O presidente dos Estados Unidos, Donald Trump, deve pressionar o líder chinês Xi Jinping, a respeito do Irã, quando for visitá-lo em Pequim nesta semana. A informação foi divulgada por um alto funcionário do governo norte-americano nesse domingo (10), enquanto o republicano busca um acordo para pôr fim à guerra no Oriente Médio.
"Eu esperaria que o presidente exercesse pressão", disse o funcionário em uma chamada com jornalistas, sob condição de anonimato, acrescentando que Trump já pressionou o líder chinês em ligações anteriores.
A viagem de Donald Trump a Pequim será entre quarta (13) e sexta-feira (15). O comércio, as tarifas e a inteligência artificial também estarão na agenda da visita.

(Registros de dados coletados)

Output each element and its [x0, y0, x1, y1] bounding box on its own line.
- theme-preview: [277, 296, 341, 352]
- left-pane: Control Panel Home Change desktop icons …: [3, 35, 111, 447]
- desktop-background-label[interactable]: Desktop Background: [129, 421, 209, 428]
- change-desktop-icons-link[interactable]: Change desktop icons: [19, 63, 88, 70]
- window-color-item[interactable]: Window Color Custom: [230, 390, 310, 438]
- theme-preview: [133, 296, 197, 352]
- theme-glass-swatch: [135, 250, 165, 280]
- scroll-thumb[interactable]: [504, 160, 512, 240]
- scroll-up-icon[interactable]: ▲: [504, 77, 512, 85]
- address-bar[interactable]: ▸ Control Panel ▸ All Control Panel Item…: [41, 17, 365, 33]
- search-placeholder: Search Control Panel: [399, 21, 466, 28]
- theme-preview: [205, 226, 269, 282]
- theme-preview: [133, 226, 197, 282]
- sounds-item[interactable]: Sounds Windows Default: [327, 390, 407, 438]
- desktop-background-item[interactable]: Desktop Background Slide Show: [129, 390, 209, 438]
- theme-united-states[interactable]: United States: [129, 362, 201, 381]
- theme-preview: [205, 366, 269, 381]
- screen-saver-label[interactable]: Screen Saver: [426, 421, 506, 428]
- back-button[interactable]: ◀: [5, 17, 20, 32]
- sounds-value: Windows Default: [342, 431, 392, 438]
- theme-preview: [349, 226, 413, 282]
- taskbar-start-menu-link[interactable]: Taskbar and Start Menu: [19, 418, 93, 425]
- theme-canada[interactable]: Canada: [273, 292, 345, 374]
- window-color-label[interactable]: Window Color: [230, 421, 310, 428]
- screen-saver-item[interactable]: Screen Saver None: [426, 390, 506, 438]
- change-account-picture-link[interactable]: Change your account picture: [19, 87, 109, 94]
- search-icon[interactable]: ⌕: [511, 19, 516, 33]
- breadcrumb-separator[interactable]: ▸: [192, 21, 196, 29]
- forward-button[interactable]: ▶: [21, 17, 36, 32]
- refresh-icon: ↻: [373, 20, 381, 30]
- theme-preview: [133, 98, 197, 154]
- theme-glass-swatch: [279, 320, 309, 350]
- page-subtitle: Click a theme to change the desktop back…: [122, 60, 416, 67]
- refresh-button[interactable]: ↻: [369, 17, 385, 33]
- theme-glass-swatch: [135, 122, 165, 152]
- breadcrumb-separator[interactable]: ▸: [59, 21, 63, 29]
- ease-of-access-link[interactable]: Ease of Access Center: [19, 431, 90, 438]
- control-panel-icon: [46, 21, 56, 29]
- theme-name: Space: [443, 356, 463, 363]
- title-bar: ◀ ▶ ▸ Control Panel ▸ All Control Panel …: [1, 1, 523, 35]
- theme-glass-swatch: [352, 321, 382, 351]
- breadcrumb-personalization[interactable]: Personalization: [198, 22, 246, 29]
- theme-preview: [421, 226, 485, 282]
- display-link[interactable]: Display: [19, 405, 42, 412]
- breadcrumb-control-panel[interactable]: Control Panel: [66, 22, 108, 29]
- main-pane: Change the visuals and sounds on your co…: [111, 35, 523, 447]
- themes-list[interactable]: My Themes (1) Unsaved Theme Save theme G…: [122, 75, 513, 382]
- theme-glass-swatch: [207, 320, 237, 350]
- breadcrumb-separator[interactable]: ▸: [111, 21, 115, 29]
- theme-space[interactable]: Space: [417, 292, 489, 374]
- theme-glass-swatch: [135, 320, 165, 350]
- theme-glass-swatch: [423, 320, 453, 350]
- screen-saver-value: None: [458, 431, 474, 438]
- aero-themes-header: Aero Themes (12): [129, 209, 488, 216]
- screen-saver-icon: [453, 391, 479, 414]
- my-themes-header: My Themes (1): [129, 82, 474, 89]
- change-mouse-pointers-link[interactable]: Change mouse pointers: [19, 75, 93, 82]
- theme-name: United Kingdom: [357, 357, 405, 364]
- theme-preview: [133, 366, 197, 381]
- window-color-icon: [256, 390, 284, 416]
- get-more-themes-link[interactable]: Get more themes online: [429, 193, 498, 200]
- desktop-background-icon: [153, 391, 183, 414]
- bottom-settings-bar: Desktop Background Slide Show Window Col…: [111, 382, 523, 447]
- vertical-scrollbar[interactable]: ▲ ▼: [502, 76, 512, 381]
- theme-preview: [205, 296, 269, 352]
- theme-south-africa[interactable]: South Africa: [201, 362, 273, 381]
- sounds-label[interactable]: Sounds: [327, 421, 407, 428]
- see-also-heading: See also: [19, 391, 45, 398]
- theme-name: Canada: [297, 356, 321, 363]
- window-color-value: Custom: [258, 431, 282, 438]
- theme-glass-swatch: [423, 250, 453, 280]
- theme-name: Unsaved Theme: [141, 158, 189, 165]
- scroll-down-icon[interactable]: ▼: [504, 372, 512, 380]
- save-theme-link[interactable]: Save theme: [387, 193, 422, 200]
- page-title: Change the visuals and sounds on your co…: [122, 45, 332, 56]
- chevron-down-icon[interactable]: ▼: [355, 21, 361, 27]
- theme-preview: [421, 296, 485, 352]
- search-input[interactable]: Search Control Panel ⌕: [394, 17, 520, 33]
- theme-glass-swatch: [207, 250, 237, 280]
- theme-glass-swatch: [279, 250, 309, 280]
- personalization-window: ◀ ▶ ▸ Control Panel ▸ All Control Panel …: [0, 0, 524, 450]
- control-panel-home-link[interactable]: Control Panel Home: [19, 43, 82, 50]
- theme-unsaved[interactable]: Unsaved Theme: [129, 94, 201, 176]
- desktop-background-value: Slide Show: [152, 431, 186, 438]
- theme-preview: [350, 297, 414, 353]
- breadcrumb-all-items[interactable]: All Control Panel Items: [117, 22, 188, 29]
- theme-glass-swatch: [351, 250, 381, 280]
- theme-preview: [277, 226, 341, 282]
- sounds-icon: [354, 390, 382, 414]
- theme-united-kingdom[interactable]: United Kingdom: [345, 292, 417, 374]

INSTRUÇÕES
1 > De acordo com o trecho sobre a viagem de Trump a Pequim, em que dias será a visita?
2 > Resuma em uma só frase o parágrafo do trecho sobre a viagem de Trump a Pequim que começa com "O presidente dos Estados Unidos, Donald Trump, deve pressionar", mantendo os fatos principais.
3 > Liste os assuntos que, segundo o trecho sobre a viagem de Trump a Pequim, "também estarão na agenda da visita".

RESPOSTAS POR TAREFA
1 > Entre quarta-feira (13) e sexta-feira (15).

2 > Segundo um alto funcionário do governo norte-americano, no domingo (10), Trump deve pressionar Xi Jinping a respeito do Irã na visita a Pequim nesta semana, enquanto busca um acordo para encerrar a guerra no Oriente Médio.

3 >
- Comércio
- Tarifas
- Inteligência artificial